The key is that every rank in a k-d tree is focused on a single dimension: starting at index 0, then moving on to index 1 and so on, and rotating back to 0. Given that added structure, we can say that for every node P at rank X:

all left-descendants of P have an X coordinate less than P.X; and
all right-descendants of P have an X coordinate greater than or equal to P.X.

(I'm making an arbitrary design choice and saying that same-value entries go to the right. Notice that this design choice is more important here than in a BST: there, you can avoid the question by excluding duplicates; here, you'd have to exclude any point from sharing a single dimension from another.)

Here's the tree, annotated more helpfully. (Check that it satisfies the invariants!)

Now how do we actually use these invariants? Since every rank has a single dimension of interest, we might start by doing a normal recursive descent, like we would on a BST, but ignoring dimensions that the current node has no interest in.

Let's try it! We'll search for the nearest neighbor of (5,5) in this kd-tree.

This looks promising; the nearest neighbor is (6,5) and we did visit that node in our descent.

But will it always work? See if you can think of a target (X,Y) coordinate whose nearest neighbor is not along the normal recursive descent.

*Required actions*
1. From the k-d tree passage, repeat the part from "Now how do we" to "in our descent.".
2. According to the k-d tree passage, what is the nearest neighbor of (5,5)?

*Data block*
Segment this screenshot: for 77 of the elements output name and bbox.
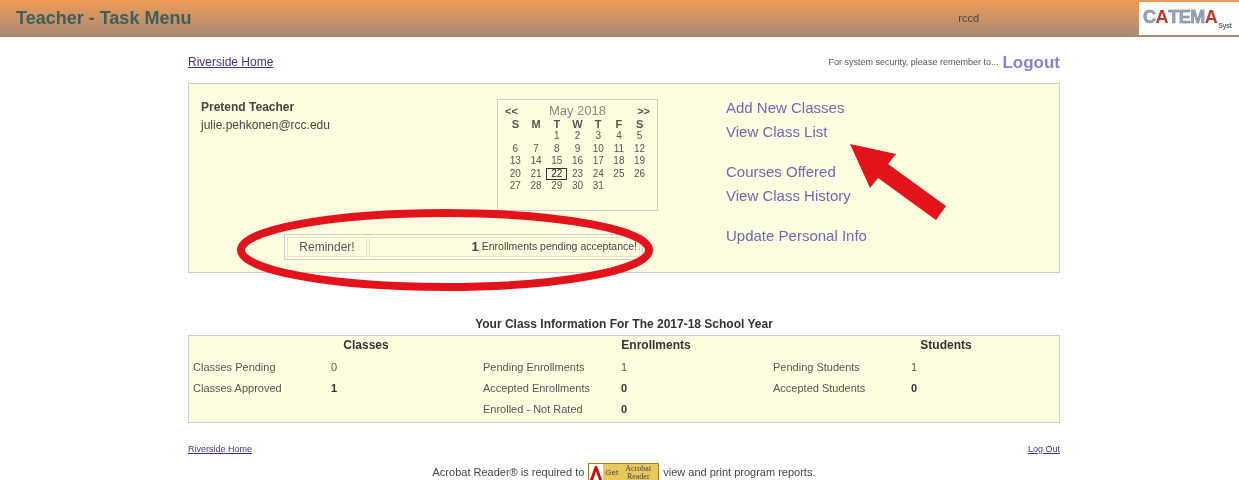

*Answers to the tasks*
1.
Now how do we actually use these invariants? Since every rank has a single dimension of interest, we might start by doing a normal recursive descent, like we would on a BST, but ignoring dimensions that the current node has no interest in.

Let's try it! We'll search for the nearest neighbor of (5,5) in this kd-tree.

This looks promising; the nearest neighbor is (6,5) and we did visit that node in our descent.

2. (6,5)